Supplied data:
******
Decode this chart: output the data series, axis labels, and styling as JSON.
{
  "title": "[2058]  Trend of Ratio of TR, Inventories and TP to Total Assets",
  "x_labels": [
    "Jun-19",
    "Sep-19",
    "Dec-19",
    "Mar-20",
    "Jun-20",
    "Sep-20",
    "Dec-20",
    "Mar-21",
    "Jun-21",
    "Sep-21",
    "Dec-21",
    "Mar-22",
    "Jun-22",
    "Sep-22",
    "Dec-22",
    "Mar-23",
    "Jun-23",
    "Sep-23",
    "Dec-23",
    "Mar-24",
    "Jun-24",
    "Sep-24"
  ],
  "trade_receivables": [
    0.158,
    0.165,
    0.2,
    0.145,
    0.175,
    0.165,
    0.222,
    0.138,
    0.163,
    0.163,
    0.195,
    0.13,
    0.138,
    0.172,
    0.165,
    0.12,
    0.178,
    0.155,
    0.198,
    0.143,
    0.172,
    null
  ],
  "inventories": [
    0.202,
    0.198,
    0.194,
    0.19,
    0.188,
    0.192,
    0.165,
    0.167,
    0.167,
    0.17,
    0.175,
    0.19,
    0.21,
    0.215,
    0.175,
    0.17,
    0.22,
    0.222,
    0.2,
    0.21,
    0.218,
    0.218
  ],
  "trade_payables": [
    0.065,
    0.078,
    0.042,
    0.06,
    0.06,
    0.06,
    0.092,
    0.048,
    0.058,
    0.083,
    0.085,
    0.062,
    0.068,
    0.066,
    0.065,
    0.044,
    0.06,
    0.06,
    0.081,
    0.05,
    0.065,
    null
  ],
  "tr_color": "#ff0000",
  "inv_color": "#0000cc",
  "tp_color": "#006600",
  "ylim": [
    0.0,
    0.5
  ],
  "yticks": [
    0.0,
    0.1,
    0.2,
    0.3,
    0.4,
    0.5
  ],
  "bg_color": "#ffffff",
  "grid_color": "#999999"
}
******
Written request:
Copy out all of the records above with nothing altered.

Exercise output:
Decode this chart: output the data series, axis labels, and styling as JSON.
{
  "title": "[2058]  Trend of Ratio of TR, Inventories and TP to Total Assets",
  "x_labels": [
    "Jun-19",
    "Sep-19",
    "Dec-19",
    "Mar-20",
    "Jun-20",
    "Sep-20",
    "Dec-20",
    "Mar-21",
    "Jun-21",
    "Sep-21",
    "Dec-21",
    "Mar-22",
    "Jun-22",
    "Sep-22",
    "Dec-22",
    "Mar-23",
    "Jun-23",
    "Sep-23",
    "Dec-23",
    "Mar-24",
    "Jun-24",
    "Sep-24"
  ],
  "trade_receivables": [
    0.158,
    0.165,
    0.2,
    0.145,
    0.175,
    0.165,
    0.222,
    0.138,
    0.163,
    0.163,
    0.195,
    0.13,
    0.138,
    0.172,
    0.165,
    0.12,
    0.178,
    0.155,
    0.198,
    0.143,
    0.172,
    null
  ],
  "inventories": [
    0.202,
    0.198,
    0.194,
    0.19,
    0.188,
    0.192,
    0.165,
    0.167,
    0.167,
    0.17,
    0.175,
    0.19,
    0.21,
    0.215,
    0.175,
    0.17,
    0.22,
    0.222,
    0.2,
    0.21,
    0.218,
    0.218
  ],
  "trade_payables": [
    0.065,
    0.078,
    0.042,
    0.06,
    0.06,
    0.06,
    0.092,
    0.048,
    0.058,
    0.083,
    0.085,
    0.062,
    0.068,
    0.066,
    0.065,
    0.044,
    0.06,
    0.06,
    0.081,
    0.05,
    0.065,
    null
  ],
  "tr_color": "#ff0000",
  "inv_color": "#0000cc",
  "tp_color": "#006600",
  "ylim": [
    0.0,
    0.5
  ],
  "yticks": [
    0.0,
    0.1,
    0.2,
    0.3,
    0.4,
    0.5
  ],
  "bg_color": "#ffffff",
  "grid_color": "#999999"
}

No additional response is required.